**Instructions to follow:** Print the entries below in their entirety, exactly as they are written.
>> START Supplied information
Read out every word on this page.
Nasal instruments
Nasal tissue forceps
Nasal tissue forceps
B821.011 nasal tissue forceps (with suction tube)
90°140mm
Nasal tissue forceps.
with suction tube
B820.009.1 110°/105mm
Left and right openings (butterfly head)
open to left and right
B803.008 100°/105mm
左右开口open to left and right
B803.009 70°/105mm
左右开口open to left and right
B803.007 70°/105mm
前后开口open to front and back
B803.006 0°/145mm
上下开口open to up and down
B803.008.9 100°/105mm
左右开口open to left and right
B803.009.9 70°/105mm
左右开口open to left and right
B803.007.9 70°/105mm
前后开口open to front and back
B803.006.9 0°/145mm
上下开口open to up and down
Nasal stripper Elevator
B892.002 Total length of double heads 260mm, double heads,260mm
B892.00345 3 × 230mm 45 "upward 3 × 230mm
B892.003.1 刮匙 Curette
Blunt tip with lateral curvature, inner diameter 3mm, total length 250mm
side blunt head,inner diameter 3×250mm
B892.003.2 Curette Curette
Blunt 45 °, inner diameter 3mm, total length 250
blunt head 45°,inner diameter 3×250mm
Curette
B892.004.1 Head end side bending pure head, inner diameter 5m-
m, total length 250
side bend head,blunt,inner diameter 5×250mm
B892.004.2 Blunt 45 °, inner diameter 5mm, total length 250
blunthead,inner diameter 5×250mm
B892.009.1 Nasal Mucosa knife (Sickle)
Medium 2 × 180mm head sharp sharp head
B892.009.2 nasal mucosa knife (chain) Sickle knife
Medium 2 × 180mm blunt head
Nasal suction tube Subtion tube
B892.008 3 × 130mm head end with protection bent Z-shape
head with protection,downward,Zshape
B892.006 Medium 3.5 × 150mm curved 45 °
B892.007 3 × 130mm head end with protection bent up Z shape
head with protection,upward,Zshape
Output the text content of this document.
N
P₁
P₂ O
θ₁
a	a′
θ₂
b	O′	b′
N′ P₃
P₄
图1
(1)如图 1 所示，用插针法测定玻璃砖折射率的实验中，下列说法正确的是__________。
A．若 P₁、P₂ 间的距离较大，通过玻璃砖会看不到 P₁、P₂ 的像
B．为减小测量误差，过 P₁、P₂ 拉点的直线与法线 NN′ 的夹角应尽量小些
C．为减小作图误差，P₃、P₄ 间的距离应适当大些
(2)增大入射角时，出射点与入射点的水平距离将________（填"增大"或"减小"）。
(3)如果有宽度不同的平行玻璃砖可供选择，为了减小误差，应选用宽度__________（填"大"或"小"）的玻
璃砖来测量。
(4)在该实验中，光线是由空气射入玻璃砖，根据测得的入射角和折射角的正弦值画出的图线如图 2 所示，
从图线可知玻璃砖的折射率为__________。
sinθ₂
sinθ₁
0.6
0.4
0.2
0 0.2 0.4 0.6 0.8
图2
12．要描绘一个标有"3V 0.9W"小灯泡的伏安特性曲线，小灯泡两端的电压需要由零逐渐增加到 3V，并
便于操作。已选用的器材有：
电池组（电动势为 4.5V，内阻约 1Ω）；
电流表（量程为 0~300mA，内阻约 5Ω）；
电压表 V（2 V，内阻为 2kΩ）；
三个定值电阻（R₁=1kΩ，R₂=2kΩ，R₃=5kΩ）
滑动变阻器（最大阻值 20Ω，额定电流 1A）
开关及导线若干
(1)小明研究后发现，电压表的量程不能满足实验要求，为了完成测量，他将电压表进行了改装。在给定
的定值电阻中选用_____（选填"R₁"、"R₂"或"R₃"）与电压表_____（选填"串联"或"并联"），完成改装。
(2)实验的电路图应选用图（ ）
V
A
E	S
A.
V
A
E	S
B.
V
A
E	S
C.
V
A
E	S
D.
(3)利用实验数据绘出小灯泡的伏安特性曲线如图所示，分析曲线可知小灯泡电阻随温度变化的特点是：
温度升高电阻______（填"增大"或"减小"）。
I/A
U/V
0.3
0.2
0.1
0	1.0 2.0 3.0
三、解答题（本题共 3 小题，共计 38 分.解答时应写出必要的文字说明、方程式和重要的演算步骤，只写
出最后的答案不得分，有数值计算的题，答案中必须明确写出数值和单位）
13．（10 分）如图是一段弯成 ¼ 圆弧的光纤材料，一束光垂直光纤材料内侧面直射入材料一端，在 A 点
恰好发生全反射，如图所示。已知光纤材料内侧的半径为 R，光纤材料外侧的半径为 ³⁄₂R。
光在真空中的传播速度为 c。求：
>> END Supplied information
**Result below:**
Read out every word on this page.
Nasal instruments
Nasal tissue forceps
Nasal tissue forceps
B821.011 nasal tissue forceps (with suction tube)
90°140mm
Nasal tissue forceps.
with suction tube
B820.009.1 110°/105mm
Left and right openings (butterfly head)
open to left and right
B803.008 100°/105mm
左右开口open to left and right
B803.009 70°/105mm
左右开口open to left and right
B803.007 70°/105mm
前后开口open to front and back
B803.006 0°/145mm
上下开口open to up and down
B803.008.9 100°/105mm
左右开口open to left and right
B803.009.9 70°/105mm
左右开口open to left and right
B803.007.9 70°/105mm
前后开口open to front and back
B803.006.9 0°/145mm
上下开口open to up and down
Nasal stripper Elevator
B892.002 Total length of double heads 260mm, double heads,260mm
B892.00345 3 × 230mm 45 "upward 3 × 230mm
B892.003.1 刮匙 Curette
Blunt tip with lateral curvature, inner diameter 3mm, total length 250mm
side blunt head,inner diameter 3×250mm
B892.003.2 Curette Curette
Blunt 45 °, inner diameter 3mm, total length 250
blunt head 45°,inner diameter 3×250mm
Curette
B892.004.1 Head end side bending pure head, inner diameter 5m-
m, total length 250
side bend head,blunt,inner diameter 5×250mm
B892.004.2 Blunt 45 °, inner diameter 5mm, total length 250
blunthead,inner diameter 5×250mm
B892.009.1 Nasal Mucosa knife (Sickle)
Medium 2 × 180mm head sharp sharp head
B892.009.2 nasal mucosa knife (chain) Sickle knife
Medium 2 × 180mm blunt head
Nasal suction tube Subtion tube
B892.008 3 × 130mm head end with protection bent Z-shape
head with protection,downward,Zshape
B892.006 Medium 3.5 × 150mm curved 45 °
B892.007 3 × 130mm head end with protection bent up Z shape
head with protection,upward,Zshape
Output the text content of this document.
N
P₁
P₂ O
θ₁
a	a′
θ₂
b	O′	b′
N′ P₃
P₄
图1
(1)如图 1 所示，用插针法测定玻璃砖折射率的实验中，下列说法正确的是__________。
A．若 P₁、P₂ 间的距离较大，通过玻璃砖会看不到 P₁、P₂ 的像
B．为减小测量误差，过 P₁、P₂ 拉点的直线与法线 NN′ 的夹角应尽量小些
C．为减小作图误差，P₃、P₄ 间的距离应适当大些
(2)增大入射角时，出射点与入射点的水平距离将________（填"增大"或"减小"）。
(3)如果有宽度不同的平行玻璃砖可供选择，为了减小误差，应选用宽度__________（填"大"或"小"）的玻
璃砖来测量。
(4)在该实验中，光线是由空气射入玻璃砖，根据测得的入射角和折射角的正弦值画出的图线如图 2 所示，
从图线可知玻璃砖的折射率为__________。
sinθ₂
sinθ₁
0.6
0.4
0.2
0 0.2 0.4 0.6 0.8
图2
12．要描绘一个标有"3V 0.9W"小灯泡的伏安特性曲线，小灯泡两端的电压需要由零逐渐增加到 3V，并
便于操作。已选用的器材有：
电池组（电动势为 4.5V，内阻约 1Ω）；
电流表（量程为 0~300mA，内阻约 5Ω）；
电压表 V（2 V，内阻为 2kΩ）；
三个定值电阻（R₁=1kΩ，R₂=2kΩ，R₃=5kΩ）
滑动变阻器（最大阻值 20Ω，额定电流 1A）
开关及导线若干
(1)小明研究后发现，电压表的量程不能满足实验要求，为了完成测量，他将电压表进行了改装。在给定
的定值电阻中选用_____（选填"R₁"、"R₂"或"R₃"）与电压表_____（选填"串联"或"并联"），完成改装。
(2)实验的电路图应选用图（ ）
V
A
E	S
A.
V
A
E	S
B.
V
A
E	S
C.
V
A
E	S
D.
(3)利用实验数据绘出小灯泡的伏安特性曲线如图所示，分析曲线可知小灯泡电阻随温度变化的特点是：
温度升高电阻______（填"增大"或"减小"）。
I/A
U/V
0.3
0.2
0.1
0	1.0 2.0 3.0
三、解答题（本题共 3 小题，共计 38 分.解答时应写出必要的文字说明、方程式和重要的演算步骤，只写
出最后的答案不得分，有数值计算的题，答案中必须明确写出数值和单位）
13．（10 分）如图是一段弯成 ¼ 圆弧的光纤材料，一束光垂直光纤材料内侧面直射入材料一端，在 A 点
恰好发生全反射，如图所示。已知光纤材料内侧的半径为 R，光纤材料外侧的半径为 ³⁄₂R。
光在真空中的传播速度为 c。求：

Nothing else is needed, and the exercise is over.